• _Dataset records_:

————

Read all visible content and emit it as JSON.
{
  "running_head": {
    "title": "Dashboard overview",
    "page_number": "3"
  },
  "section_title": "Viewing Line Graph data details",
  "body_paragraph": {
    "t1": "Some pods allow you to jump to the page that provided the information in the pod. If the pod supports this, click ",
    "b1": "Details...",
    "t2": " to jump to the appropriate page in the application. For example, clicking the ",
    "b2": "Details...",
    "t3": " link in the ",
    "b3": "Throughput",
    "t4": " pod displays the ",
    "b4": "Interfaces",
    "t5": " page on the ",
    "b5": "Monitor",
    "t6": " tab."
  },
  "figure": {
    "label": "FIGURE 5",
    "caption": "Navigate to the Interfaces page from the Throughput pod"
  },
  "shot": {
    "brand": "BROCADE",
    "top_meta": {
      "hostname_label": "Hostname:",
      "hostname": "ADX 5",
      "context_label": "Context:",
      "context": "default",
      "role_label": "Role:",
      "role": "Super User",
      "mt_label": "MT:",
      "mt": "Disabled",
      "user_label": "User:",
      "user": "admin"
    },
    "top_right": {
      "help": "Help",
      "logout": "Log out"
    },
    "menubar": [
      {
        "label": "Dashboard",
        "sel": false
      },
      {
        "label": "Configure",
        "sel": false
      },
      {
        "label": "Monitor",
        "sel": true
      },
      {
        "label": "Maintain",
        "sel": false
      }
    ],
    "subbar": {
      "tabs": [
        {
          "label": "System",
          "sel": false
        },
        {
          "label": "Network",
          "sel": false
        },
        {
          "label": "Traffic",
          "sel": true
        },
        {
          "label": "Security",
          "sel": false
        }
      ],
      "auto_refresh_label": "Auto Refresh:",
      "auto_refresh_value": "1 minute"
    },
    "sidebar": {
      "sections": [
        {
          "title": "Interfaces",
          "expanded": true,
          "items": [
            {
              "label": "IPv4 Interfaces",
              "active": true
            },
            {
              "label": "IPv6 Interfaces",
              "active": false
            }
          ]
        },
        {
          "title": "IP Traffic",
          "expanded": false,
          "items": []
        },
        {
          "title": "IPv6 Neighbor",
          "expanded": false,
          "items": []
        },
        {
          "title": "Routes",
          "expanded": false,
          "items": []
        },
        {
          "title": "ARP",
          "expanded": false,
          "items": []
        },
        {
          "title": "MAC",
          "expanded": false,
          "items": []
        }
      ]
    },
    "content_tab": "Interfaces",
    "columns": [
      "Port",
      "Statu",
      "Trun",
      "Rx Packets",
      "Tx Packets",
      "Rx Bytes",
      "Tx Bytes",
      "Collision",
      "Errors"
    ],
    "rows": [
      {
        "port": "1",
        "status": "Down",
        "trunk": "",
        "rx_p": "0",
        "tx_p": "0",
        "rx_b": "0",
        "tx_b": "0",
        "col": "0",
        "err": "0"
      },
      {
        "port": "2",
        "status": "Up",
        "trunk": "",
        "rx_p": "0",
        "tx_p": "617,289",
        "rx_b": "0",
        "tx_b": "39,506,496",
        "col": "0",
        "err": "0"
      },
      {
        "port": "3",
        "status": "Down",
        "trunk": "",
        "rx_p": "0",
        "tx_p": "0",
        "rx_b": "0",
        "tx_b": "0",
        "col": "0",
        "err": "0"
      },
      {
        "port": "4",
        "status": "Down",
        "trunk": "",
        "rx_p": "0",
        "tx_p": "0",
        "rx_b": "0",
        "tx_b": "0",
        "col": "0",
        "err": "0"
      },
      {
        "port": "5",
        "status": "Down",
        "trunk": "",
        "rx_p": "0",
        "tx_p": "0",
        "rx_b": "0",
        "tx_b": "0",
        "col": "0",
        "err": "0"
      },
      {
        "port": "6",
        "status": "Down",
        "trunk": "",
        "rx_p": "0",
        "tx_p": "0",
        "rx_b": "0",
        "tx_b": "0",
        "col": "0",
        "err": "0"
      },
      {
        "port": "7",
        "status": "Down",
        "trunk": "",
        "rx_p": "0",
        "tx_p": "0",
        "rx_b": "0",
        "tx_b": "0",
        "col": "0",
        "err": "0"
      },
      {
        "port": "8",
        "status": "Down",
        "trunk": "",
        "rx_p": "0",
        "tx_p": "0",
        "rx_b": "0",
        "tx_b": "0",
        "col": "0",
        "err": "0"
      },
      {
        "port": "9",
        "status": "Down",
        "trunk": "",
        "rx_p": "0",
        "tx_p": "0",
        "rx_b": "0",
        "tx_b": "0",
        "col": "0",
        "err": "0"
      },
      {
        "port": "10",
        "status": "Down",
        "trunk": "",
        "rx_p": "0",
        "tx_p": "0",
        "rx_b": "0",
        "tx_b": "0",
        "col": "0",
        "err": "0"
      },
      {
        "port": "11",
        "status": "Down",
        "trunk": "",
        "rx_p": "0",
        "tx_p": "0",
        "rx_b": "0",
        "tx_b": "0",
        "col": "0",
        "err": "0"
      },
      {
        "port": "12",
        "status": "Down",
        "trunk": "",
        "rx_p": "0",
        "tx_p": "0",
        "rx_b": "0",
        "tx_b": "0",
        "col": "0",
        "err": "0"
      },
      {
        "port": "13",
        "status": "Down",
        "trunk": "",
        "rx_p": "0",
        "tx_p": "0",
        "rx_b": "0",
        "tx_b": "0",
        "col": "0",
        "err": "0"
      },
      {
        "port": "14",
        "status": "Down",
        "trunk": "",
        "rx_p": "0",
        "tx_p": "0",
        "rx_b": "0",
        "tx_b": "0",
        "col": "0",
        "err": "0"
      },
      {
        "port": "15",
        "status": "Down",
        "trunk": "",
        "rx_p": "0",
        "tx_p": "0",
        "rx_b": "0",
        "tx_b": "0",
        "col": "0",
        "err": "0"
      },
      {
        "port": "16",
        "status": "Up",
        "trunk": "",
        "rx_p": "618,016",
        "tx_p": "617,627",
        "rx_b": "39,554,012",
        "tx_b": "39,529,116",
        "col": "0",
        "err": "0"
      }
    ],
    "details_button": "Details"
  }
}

————

• _Your objective_:
Which lines include "Dashboard"? Copy each of them out.

• _Full answer_:
    "title": "Dashboard overview",
        "label": "Dashboard",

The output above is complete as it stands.